(Dataset items)
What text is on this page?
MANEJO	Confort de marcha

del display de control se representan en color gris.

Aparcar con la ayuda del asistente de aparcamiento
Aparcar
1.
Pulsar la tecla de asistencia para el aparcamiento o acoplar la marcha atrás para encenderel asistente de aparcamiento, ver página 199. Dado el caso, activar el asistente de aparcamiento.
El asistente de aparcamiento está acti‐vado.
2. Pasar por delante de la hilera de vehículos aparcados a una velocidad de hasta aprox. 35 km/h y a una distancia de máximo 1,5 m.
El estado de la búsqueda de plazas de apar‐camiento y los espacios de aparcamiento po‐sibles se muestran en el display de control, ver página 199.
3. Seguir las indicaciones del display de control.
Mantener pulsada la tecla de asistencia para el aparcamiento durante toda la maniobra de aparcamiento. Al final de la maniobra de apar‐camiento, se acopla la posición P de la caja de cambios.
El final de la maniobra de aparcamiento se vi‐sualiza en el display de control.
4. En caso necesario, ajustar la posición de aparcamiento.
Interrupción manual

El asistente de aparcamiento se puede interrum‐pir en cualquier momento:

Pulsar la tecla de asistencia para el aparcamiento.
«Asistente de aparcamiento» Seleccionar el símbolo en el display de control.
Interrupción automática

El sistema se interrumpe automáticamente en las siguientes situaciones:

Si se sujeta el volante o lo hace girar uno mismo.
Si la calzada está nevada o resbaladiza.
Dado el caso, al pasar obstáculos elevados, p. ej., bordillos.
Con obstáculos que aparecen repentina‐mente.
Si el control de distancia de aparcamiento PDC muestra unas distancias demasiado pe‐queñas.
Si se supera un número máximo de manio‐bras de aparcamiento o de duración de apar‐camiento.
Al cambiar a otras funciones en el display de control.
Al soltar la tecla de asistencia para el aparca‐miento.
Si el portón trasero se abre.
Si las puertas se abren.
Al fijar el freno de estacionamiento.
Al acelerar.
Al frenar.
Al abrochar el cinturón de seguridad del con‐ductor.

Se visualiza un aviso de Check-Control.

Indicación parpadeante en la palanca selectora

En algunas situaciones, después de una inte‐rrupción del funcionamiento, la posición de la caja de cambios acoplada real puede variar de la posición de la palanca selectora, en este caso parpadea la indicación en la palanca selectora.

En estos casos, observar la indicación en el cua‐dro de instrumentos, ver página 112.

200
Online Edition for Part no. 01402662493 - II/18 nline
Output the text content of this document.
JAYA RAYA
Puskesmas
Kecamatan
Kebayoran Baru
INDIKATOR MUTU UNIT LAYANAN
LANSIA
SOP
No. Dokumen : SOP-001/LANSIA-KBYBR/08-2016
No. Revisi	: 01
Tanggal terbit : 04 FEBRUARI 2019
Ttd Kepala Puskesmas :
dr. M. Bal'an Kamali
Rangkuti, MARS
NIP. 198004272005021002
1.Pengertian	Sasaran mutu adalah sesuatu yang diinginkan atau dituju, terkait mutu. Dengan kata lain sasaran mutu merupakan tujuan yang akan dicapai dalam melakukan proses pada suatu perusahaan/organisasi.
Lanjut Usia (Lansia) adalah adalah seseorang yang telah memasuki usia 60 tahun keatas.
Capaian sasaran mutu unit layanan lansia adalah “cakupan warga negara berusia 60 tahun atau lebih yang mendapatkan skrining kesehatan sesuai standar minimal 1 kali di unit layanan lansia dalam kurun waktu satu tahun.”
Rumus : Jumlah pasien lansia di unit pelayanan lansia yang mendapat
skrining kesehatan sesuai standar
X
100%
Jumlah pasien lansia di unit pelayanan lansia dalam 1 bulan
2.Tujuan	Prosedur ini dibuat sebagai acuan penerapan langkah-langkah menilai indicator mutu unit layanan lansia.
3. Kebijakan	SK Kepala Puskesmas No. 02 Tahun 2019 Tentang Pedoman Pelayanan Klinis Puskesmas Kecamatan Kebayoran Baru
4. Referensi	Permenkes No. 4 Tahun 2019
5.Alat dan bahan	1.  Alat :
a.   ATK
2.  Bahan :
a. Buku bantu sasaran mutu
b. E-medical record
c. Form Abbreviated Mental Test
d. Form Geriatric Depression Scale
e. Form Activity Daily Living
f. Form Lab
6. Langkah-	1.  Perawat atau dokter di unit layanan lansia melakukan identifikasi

_THE PROBLEM_
Search the entries for the word "máximo" and copy every line that has it.

_EXERCISE ANSWER_
2. Pasar por delante de la hilera de vehículos aparcados a una velocidad de hasta aprox. 35 km/h y a una distancia de máximo 1,5 m.
Si se supera un número máximo de manio‐bras de aparcamiento o de duración de apar‐camiento.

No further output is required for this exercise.